▶ EXERCISE REQUIREMENTS
Find every line with the word "territorio". Copy those lines.

--*--

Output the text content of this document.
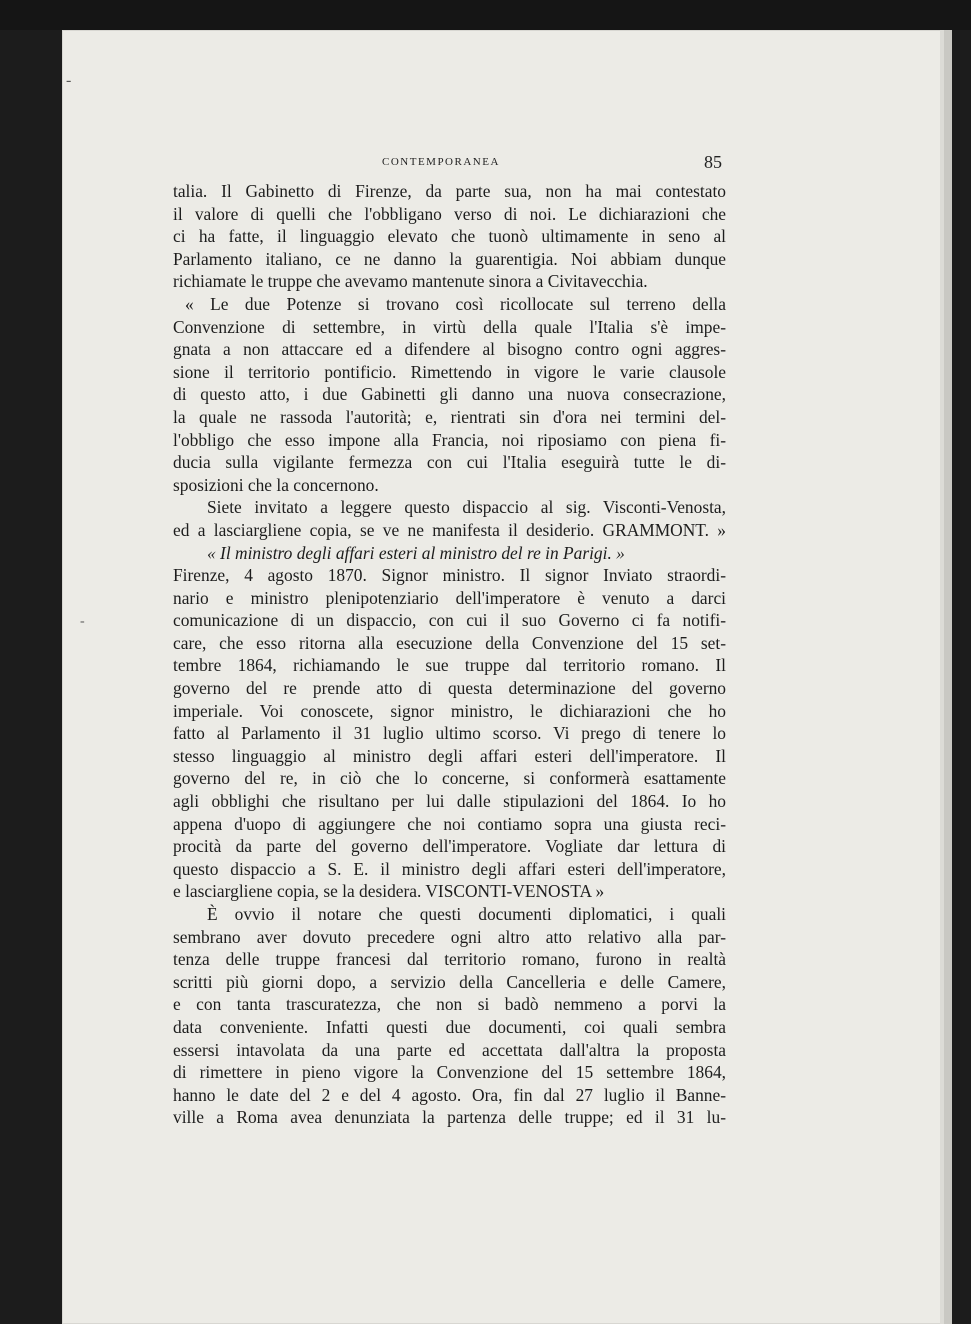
‐
‐
CONTEMPORANEA	85
talia. Il Gabinetto di Firenze, da parte sua, non ha mai contestato
il valore di quelli che l'obbligano verso di noi. Le dichiarazioni che
ci ha fatte, il linguaggio elevato che tuonò ultimamente in seno al
Parlamento italiano, ce ne danno la guarentigia. Noi abbiam dunque
richiamate le truppe che avevamo mantenute sinora a Civitavecchia.
« Le due Potenze si trovano così ricollocate sul terreno della
Convenzione di settembre, in virtù della quale l'Italia s'è impe-
gnata a non attaccare ed a difendere al bisogno contro ogni aggres-
sione il territorio pontificio. Rimettendo in vigore le varie clausole
di questo atto, i due Gabinetti gli danno una nuova consecrazione,
la quale ne rassoda l'autorità; e, rientrati sin d'ora nei termini del-
l'obbligo che esso impone alla Francia, noi riposiamo con piena fi-
ducia sulla vigilante fermezza con cui l'Italia eseguirà tutte le di-
sposizioni che la concernono.
Siete invitato a leggere questo dispaccio al sig. Visconti-Venosta,
ed a lasciargliene copia, se ve ne manifesta il desiderio. GRAMMONT. »
« Il ministro degli affari esteri al ministro del re in Parigi. »
Firenze, 4 agosto 1870. Signor ministro. Il signor Inviato straordi-
nario e ministro plenipotenziario dell'imperatore è venuto a darci
comunicazione di un dispaccio, con cui il suo Governo ci fa notifi-
care, che esso ritorna alla esecuzione della Convenzione del 15 set-
tembre 1864, richiamando le sue truppe dal territorio romano. Il
governo del re prende atto di questa determinazione del governo
imperiale. Voi conoscete, signor ministro, le dichiarazioni che ho
fatto al Parlamento il 31 luglio ultimo scorso. Vi prego di tenere lo
stesso linguaggio al ministro degli affari esteri dell'imperatore. Il
governo del re, in ciò che lo concerne, si conformerà esattamente
agli obblighi che risultano per lui dalle stipulazioni del 1864. Io ho
appena d'uopo di aggiungere che noi contiamo sopra una giusta reci-
procità da parte del governo dell'imperatore. Vogliate dar lettura di
questo dispaccio a S. E. il ministro degli affari esteri dell'imperatore,
e lasciargliene copia, se la desidera. VISCONTI-VENOSTA »
È ovvio il notare che questi documenti diplomatici, i quali
sembrano aver dovuto precedere ogni altro atto relativo alla par-
tenza delle truppe francesi dal territorio romano, furono in realtà
scritti più giorni dopo, a servizio della Cancelleria e delle Camere,
e con tanta trascuratezza, che non si badò nemmeno a porvi la
data conveniente. Infatti questi due documenti, coi quali sembra
essersi intavolata da una parte ed accettata dall'altra la proposta
di rimettere in pieno vigore la Convenzione del 15 settembre 1864,
hanno le date del 2 e del 4 agosto. Ora, fin dal 27 luglio il Banne-
ville a Roma avea denunziata la partenza delle truppe; ed il 31 lu-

--*--

▶ WRITTEN SOLUTION
sione il territorio pontificio. Rimettendo in vigore le varie clausole
tembre 1864, richiamando le sue truppe dal territorio romano. Il
tenza delle truppe francesi dal territorio romano, furono in realtà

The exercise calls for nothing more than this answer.